Your task is to copy every line of the entries that contains "yield".

## [Available data]
* * *
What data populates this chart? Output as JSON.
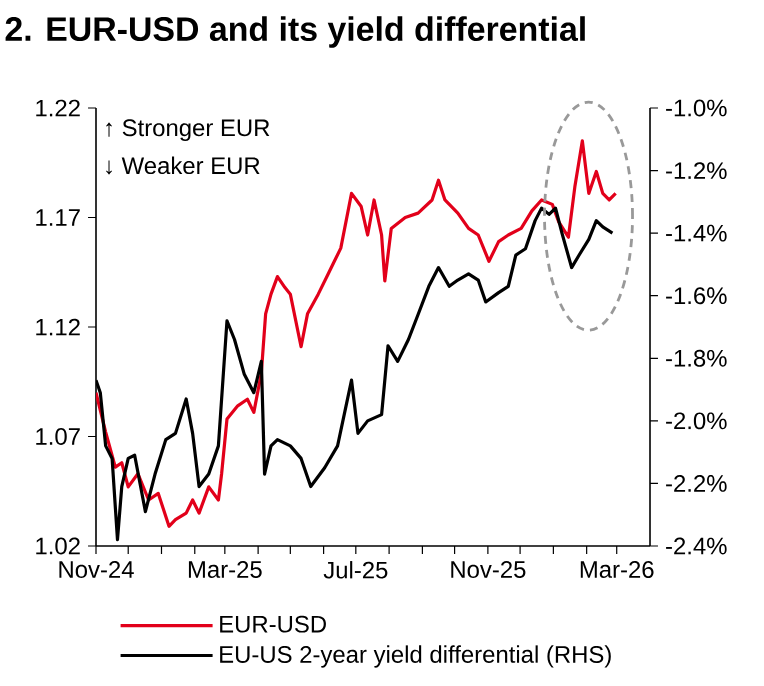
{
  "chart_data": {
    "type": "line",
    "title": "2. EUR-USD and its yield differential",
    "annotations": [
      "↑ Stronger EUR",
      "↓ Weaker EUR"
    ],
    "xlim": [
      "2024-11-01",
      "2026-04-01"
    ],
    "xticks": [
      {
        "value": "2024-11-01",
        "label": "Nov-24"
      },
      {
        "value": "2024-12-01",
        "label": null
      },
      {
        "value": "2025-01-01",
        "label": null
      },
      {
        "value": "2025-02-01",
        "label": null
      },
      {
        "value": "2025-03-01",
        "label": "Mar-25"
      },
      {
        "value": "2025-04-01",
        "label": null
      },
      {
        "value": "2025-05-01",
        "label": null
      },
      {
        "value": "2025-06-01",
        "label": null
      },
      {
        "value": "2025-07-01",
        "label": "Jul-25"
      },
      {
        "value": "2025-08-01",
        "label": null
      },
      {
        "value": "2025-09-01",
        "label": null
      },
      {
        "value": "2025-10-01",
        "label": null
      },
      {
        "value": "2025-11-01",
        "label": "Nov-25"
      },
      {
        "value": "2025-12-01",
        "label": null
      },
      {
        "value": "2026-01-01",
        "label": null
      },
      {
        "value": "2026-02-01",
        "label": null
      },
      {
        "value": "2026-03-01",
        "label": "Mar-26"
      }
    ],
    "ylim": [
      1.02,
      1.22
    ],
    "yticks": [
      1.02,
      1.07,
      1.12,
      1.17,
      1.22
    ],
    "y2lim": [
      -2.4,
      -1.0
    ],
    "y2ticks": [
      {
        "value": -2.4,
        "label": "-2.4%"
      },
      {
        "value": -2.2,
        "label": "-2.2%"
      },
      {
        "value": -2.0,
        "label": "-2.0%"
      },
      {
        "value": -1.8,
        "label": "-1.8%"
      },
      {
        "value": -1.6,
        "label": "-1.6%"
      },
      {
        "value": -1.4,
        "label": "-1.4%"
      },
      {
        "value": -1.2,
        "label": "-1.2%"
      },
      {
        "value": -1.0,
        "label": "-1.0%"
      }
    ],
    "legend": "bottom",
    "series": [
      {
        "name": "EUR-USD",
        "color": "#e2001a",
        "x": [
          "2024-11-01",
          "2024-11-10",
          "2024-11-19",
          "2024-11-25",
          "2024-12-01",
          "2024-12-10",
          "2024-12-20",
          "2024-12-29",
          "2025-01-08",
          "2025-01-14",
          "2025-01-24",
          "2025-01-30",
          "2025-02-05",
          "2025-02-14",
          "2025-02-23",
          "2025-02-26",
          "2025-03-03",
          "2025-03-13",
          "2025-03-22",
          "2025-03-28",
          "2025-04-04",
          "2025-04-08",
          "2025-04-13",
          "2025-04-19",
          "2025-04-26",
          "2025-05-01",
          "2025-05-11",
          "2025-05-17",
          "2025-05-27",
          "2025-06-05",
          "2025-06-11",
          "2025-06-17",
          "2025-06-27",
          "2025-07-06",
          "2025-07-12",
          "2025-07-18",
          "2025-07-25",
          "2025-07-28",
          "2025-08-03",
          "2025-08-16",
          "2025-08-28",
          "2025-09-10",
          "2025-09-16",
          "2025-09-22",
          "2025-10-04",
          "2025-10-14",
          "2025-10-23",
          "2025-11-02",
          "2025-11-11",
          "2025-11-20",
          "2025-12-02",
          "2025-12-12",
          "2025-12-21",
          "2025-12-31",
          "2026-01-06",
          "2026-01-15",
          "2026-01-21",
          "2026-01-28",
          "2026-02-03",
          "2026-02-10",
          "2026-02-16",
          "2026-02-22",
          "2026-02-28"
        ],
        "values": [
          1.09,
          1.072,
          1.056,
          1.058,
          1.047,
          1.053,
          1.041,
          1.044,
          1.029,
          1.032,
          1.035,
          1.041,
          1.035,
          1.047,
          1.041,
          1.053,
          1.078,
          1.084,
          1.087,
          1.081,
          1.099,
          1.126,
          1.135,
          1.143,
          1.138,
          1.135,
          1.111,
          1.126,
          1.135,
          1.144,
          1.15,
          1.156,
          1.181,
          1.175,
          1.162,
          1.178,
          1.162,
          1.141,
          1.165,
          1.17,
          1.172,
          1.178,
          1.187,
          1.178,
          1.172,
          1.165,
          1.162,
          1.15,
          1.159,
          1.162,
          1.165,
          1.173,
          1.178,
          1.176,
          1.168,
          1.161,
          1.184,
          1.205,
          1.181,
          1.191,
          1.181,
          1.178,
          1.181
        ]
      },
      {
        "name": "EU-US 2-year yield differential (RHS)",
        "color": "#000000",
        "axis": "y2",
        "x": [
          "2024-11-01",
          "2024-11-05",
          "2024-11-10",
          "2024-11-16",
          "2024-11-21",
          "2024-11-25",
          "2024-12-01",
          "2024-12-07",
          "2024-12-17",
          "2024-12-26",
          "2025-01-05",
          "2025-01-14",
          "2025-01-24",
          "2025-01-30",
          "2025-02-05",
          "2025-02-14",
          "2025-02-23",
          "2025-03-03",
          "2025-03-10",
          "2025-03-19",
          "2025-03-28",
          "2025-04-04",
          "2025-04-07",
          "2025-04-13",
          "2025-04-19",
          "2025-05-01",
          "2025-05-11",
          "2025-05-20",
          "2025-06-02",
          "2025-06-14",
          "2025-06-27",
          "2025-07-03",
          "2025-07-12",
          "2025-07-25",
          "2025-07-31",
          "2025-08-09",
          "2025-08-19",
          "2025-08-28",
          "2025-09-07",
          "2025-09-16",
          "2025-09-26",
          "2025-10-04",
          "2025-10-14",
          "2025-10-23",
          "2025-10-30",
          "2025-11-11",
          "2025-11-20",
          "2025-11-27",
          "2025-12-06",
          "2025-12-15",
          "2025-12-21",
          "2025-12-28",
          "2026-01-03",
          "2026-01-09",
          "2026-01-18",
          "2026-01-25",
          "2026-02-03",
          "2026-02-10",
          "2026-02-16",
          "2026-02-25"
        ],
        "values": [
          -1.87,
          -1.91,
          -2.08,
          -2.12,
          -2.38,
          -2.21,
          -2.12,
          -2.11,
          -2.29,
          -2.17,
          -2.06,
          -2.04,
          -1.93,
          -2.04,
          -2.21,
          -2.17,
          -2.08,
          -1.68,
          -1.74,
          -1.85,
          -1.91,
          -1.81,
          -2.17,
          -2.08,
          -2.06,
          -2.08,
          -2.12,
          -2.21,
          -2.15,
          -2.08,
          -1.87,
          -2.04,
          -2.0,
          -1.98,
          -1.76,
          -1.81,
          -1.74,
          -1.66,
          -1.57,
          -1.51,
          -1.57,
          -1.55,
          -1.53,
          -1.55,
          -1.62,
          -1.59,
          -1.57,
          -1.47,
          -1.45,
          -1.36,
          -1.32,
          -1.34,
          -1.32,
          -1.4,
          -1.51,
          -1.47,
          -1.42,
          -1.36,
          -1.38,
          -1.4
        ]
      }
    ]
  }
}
* * *
## [The reply]
    "title": "2. EUR-USD and its yield differential",
        "name": "EU-US 2-year yield differential (RHS)",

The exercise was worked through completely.